REQUIRED WORK >> Copy out each line that includes the word "Главное".

****

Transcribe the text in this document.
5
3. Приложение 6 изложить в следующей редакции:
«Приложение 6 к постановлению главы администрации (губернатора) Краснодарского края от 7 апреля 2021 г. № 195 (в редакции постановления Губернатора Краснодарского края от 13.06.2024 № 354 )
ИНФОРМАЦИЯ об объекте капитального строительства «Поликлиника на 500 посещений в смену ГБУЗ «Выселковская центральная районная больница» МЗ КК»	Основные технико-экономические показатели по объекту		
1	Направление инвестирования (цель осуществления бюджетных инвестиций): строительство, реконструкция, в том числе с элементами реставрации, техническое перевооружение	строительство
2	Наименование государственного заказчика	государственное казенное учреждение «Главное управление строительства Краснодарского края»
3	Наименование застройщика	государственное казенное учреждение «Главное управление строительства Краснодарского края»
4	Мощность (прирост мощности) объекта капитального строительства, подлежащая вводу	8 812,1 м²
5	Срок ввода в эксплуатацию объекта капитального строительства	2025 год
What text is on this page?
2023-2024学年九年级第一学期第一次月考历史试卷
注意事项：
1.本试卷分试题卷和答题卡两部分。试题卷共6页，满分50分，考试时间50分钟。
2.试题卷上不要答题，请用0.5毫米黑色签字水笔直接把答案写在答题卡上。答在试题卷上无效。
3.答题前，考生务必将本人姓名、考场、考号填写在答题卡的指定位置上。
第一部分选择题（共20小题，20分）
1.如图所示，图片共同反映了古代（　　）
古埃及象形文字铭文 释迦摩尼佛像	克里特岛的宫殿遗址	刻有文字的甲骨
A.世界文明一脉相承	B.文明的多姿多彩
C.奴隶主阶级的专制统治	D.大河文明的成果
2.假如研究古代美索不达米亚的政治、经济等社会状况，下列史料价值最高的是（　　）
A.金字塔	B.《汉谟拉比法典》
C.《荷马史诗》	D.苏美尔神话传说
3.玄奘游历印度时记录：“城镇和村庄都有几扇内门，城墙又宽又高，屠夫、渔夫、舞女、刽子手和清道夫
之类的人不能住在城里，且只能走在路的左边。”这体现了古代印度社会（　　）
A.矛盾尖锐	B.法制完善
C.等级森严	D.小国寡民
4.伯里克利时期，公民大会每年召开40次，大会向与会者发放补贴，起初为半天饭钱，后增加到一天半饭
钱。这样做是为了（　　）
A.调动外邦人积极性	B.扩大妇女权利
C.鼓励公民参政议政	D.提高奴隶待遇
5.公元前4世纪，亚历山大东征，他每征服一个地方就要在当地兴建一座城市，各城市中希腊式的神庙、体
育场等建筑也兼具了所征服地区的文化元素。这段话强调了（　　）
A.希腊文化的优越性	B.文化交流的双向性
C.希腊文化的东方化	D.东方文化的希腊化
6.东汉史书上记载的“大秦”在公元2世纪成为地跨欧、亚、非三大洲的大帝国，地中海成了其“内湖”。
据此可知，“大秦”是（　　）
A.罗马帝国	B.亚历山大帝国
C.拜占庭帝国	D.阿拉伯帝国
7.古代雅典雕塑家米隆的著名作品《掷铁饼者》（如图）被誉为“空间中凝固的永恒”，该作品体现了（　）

****

RESULT OF THE EXERCISE >>
2	Наименование государственного заказчика	государственное казенное учреждение «Главное управление строительства Краснодарского края»
3	Наименование застройщика	государственное казенное учреждение «Главное управление строительства Краснодарского края»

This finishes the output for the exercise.